**TASK:**
Reproduce every entry exactly and leave its pictures out.

-- BEGIN DATA RECORDS --

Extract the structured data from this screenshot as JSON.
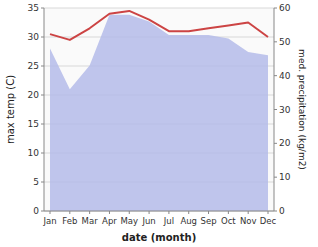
{
  "chart_data": {
    "type": "line",
    "xlabel": "date (month)",
    "ylabel": "max temp (C)",
    "y2label": "med. precipitation (kg/m2)",
    "categories": [
      "Jan",
      "Feb",
      "Mar",
      "Apr",
      "May",
      "Jun",
      "Jul",
      "Aug",
      "Sep",
      "Oct",
      "Nov",
      "Dec"
    ],
    "series": [
      {
        "type": "area",
        "axis": "y2",
        "color": "#b0b8e8",
        "values": [
          48,
          36,
          43,
          58,
          58,
          56,
          52,
          52,
          52,
          51,
          47,
          46
        ]
      },
      {
        "type": "line",
        "color": "#cc4444",
        "values": [
          30.5,
          29.5,
          31.5,
          34.0,
          34.5,
          33.0,
          31.0,
          31.0,
          31.5,
          32.0,
          32.5,
          30.0
        ]
      }
    ],
    "ylim": [
      0,
      35
    ],
    "yticks": [
      0,
      5,
      10,
      15,
      20,
      25,
      30,
      35
    ],
    "y2lim": [
      0,
      60
    ],
    "y2ticks": [
      0,
      10,
      20,
      30,
      40,
      50,
      60
    ],
    "grid": true
  }
}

-- END DATA RECORDS --

**SOLUTION TO THE EXERCISE:**
Extract the structured data from this screenshot as JSON.
{
  "chart_data": {
    "type": "line",
    "xlabel": "date (month)",
    "ylabel": "max temp (C)",
    "y2label": "med. precipitation (kg/m2)",
    "categories": [
      "Jan",
      "Feb",
      "Mar",
      "Apr",
      "May",
      "Jun",
      "Jul",
      "Aug",
      "Sep",
      "Oct",
      "Nov",
      "Dec"
    ],
    "series": [
      {
        "type": "area",
        "axis": "y2",
        "color": "#b0b8e8",
        "values": [
          48,
          36,
          43,
          58,
          58,
          56,
          52,
          52,
          52,
          51,
          47,
          46
        ]
      },
      {
        "type": "line",
        "color": "#cc4444",
        "values": [
          30.5,
          29.5,
          31.5,
          34.0,
          34.5,
          33.0,
          31.0,
          31.0,
          31.5,
          32.0,
          32.5,
          30.0
        ]
      }
    ],
    "ylim": [
      0,
      35
    ],
    "yticks": [
      0,
      5,
      10,
      15,
      20,
      25,
      30,
      35
    ],
    "y2lim": [
      0,
      60
    ],
    "y2ticks": [
      0,
      10,
      20,
      30,
      40,
      50,
      60
    ],
    "grid": true
  }
}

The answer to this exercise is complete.